=== Requirements ===
Find the lines containing "hinzufügen" and say how many there are, with no other words.
╭──
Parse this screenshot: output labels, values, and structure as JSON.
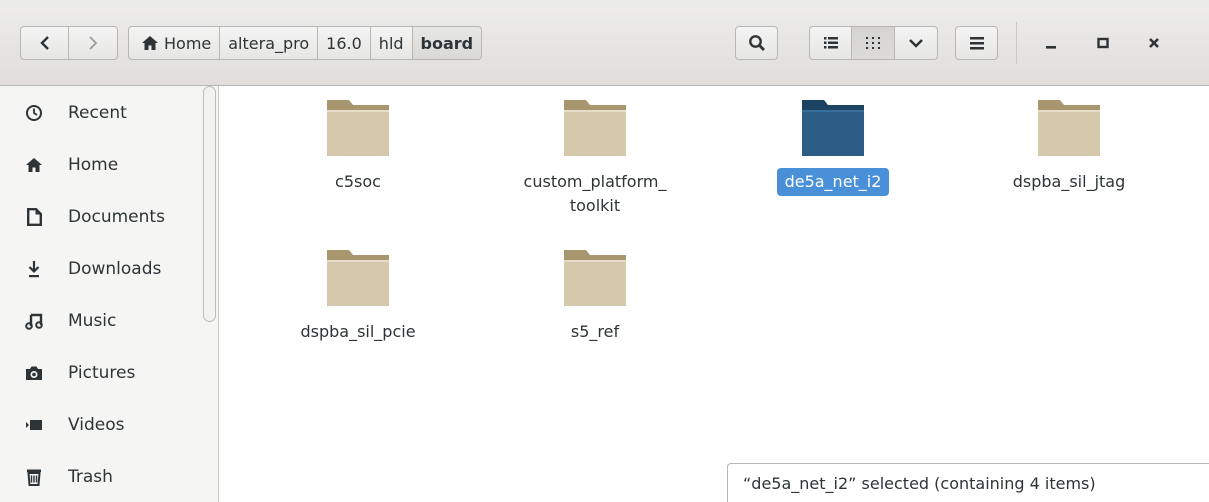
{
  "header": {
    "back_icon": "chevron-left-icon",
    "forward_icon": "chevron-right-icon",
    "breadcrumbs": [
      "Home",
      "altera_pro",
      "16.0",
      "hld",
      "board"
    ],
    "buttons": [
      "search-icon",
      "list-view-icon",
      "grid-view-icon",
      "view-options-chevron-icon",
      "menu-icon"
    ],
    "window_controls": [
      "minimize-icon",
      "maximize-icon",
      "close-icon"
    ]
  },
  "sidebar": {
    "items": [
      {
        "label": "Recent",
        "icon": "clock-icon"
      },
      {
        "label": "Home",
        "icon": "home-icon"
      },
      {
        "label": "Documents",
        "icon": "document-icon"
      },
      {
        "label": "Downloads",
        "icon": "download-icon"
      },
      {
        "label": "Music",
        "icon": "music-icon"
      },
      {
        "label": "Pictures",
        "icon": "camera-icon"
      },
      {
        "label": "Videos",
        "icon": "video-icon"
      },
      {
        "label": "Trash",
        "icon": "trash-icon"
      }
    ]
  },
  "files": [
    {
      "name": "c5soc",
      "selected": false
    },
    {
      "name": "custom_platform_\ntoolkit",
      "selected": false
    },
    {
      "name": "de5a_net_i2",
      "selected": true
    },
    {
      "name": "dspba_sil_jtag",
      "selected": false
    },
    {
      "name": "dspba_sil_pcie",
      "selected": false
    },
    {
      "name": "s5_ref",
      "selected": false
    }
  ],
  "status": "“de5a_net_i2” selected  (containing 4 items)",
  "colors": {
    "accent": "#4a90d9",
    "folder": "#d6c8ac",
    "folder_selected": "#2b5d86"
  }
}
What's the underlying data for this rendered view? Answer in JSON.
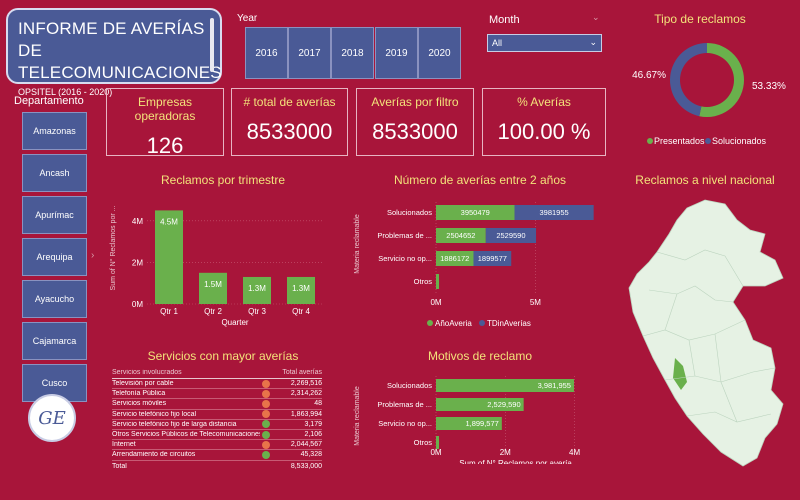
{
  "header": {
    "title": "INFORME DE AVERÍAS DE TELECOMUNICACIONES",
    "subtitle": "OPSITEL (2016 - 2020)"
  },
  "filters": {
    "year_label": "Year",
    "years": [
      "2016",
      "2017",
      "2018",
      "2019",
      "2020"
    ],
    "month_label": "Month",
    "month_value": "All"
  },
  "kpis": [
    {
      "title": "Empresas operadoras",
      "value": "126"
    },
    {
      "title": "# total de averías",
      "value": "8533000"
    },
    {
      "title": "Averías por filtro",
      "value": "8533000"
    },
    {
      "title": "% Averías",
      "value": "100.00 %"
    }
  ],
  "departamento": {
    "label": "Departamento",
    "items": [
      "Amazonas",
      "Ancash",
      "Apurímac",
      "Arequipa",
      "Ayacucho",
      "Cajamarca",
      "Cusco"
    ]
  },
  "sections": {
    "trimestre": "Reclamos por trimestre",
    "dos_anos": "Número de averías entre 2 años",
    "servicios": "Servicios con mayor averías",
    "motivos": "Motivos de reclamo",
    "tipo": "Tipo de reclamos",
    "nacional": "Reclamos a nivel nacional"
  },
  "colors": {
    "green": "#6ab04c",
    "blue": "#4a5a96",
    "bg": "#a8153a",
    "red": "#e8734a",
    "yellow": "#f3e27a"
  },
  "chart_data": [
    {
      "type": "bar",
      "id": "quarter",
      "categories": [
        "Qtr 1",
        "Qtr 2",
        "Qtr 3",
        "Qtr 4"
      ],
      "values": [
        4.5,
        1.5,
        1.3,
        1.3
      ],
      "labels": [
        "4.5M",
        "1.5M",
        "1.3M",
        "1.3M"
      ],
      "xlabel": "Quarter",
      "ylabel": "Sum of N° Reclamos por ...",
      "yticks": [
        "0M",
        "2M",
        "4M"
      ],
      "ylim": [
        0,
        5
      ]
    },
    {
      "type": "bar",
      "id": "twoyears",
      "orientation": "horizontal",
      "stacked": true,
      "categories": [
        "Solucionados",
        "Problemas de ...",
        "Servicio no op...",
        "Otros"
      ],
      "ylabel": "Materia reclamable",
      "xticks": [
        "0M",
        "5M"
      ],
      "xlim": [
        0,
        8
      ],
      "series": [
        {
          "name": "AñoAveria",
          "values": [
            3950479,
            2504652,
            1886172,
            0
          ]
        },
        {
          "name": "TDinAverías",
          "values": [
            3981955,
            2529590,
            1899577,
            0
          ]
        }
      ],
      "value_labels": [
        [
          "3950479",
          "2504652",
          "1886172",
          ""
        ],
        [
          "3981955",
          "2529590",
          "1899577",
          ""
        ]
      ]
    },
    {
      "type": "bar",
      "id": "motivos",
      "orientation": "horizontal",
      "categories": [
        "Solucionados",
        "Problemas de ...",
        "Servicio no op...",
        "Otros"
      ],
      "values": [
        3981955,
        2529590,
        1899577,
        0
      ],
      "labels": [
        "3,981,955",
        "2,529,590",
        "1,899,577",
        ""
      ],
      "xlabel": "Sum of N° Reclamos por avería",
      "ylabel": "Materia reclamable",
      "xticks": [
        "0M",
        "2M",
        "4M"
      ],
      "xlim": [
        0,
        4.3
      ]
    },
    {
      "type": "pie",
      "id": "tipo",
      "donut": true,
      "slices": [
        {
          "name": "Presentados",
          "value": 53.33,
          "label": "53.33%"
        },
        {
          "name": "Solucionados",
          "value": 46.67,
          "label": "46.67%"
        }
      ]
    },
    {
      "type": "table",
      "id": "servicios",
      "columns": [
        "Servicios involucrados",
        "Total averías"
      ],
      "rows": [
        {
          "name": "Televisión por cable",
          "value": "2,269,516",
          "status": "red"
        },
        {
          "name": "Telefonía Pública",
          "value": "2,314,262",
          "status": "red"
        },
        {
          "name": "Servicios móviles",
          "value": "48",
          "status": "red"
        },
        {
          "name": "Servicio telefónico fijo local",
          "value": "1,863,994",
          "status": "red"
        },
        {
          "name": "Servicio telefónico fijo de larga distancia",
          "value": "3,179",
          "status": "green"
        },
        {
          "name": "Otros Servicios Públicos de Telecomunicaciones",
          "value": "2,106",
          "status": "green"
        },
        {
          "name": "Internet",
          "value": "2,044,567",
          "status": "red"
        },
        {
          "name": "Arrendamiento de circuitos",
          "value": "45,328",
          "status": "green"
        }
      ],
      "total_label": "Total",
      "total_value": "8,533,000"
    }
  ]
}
╰──
╭──
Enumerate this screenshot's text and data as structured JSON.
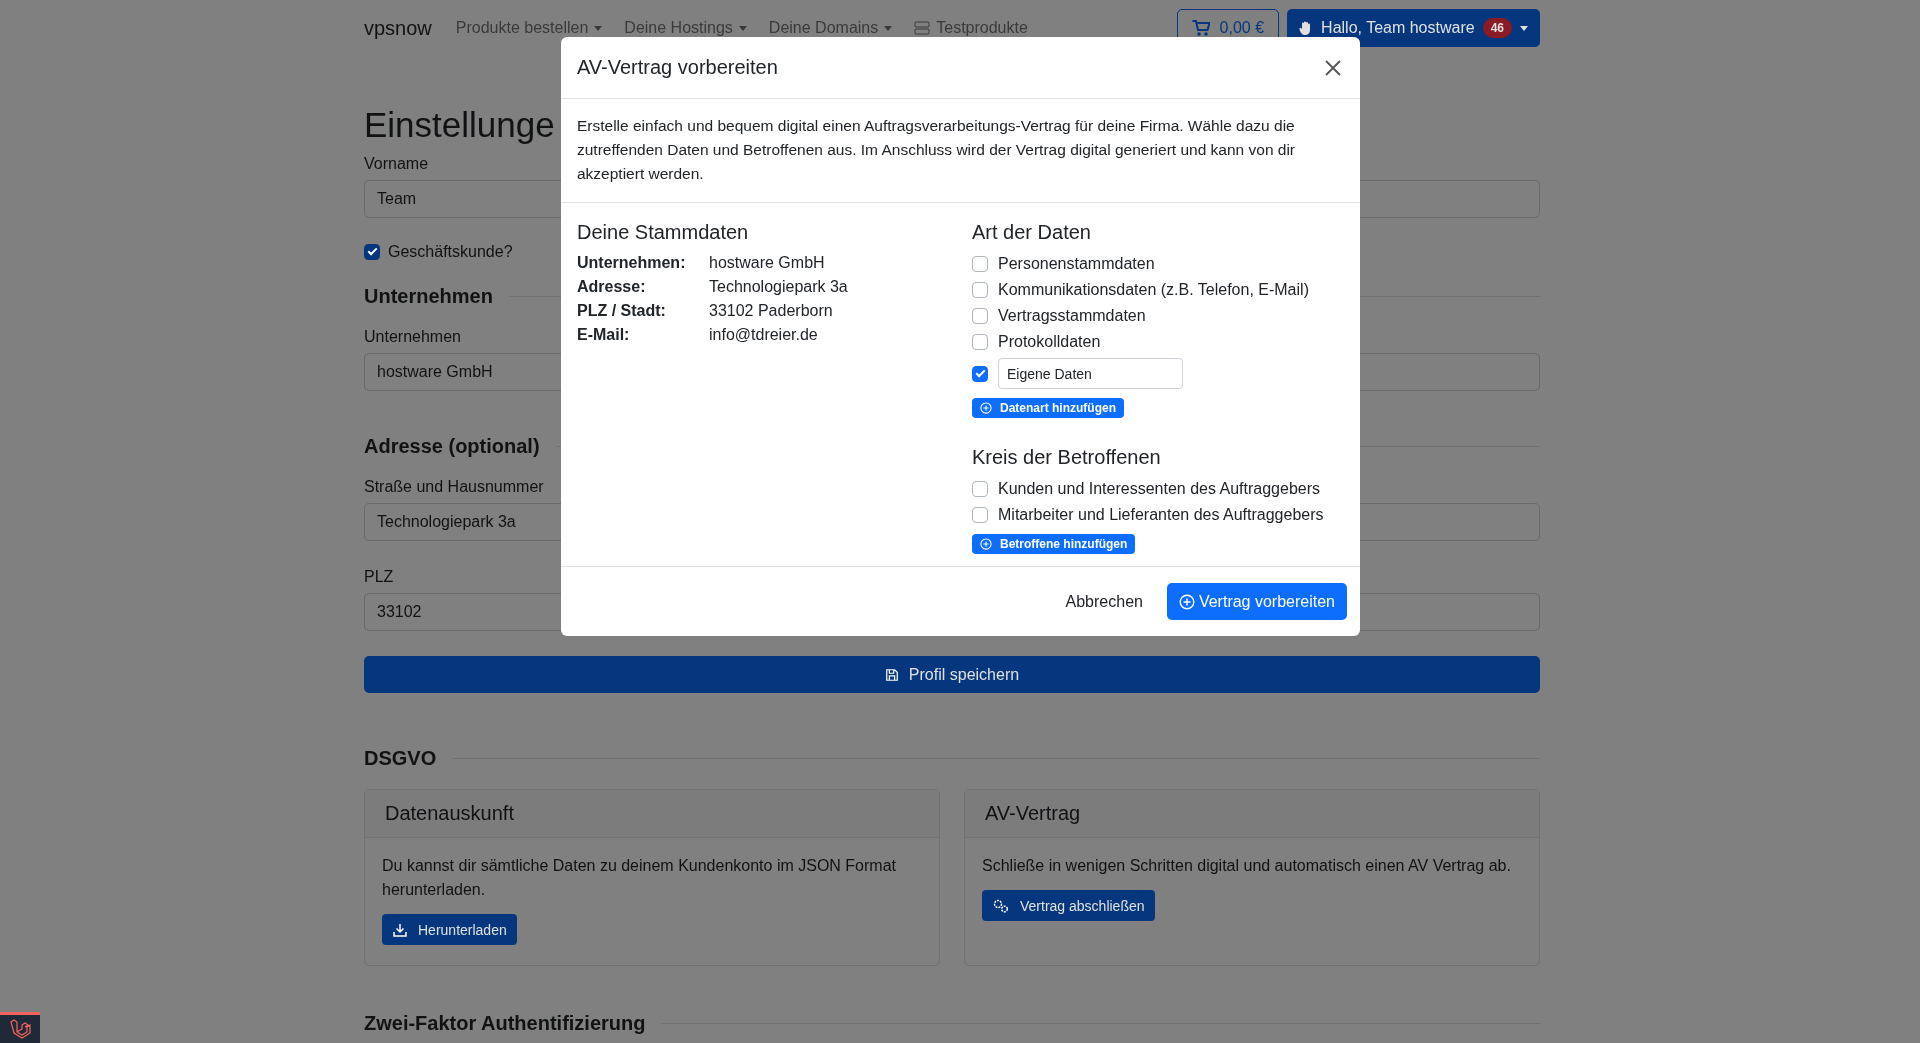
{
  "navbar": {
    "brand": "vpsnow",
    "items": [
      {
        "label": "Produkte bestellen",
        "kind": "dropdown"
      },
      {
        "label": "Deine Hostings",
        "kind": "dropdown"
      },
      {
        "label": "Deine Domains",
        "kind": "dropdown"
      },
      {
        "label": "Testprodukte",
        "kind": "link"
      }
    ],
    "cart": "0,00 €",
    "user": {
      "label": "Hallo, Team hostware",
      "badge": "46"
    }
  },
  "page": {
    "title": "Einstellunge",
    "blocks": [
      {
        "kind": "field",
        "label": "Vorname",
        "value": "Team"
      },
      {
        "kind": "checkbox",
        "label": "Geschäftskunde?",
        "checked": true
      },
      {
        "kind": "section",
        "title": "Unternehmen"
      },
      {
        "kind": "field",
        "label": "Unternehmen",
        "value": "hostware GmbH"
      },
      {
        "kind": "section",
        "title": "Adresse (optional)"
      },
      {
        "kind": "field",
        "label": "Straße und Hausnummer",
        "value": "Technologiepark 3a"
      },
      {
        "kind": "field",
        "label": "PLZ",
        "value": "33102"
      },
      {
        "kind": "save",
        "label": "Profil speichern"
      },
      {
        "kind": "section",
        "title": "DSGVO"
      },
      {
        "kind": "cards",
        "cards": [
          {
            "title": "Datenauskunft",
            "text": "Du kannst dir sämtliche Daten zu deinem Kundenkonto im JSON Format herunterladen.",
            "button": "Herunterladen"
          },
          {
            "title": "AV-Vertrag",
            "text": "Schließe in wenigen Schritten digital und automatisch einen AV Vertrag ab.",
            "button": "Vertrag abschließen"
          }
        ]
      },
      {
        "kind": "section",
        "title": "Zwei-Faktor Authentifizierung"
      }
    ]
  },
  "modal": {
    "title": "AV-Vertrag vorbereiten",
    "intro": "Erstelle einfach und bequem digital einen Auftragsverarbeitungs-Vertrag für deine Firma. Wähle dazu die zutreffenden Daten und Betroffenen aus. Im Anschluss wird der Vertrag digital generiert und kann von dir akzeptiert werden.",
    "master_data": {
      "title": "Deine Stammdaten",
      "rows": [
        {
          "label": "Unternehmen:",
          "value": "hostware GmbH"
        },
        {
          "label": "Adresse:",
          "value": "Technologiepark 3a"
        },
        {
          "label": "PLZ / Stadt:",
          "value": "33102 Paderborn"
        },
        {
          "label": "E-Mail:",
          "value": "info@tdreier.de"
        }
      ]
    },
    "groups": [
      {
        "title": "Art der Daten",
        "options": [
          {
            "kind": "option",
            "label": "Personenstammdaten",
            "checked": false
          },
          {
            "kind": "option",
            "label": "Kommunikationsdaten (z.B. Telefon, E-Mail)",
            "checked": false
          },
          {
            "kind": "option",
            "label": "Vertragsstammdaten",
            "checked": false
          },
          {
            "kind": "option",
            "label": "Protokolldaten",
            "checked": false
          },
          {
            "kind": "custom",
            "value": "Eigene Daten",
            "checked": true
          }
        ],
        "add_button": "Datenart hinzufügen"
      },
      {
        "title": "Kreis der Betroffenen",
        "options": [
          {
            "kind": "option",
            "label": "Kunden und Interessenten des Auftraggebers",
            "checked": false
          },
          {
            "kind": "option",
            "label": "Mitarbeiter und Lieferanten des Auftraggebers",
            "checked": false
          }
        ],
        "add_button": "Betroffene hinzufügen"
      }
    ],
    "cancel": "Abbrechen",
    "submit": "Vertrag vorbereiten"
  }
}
╰──
=== Full response ===
2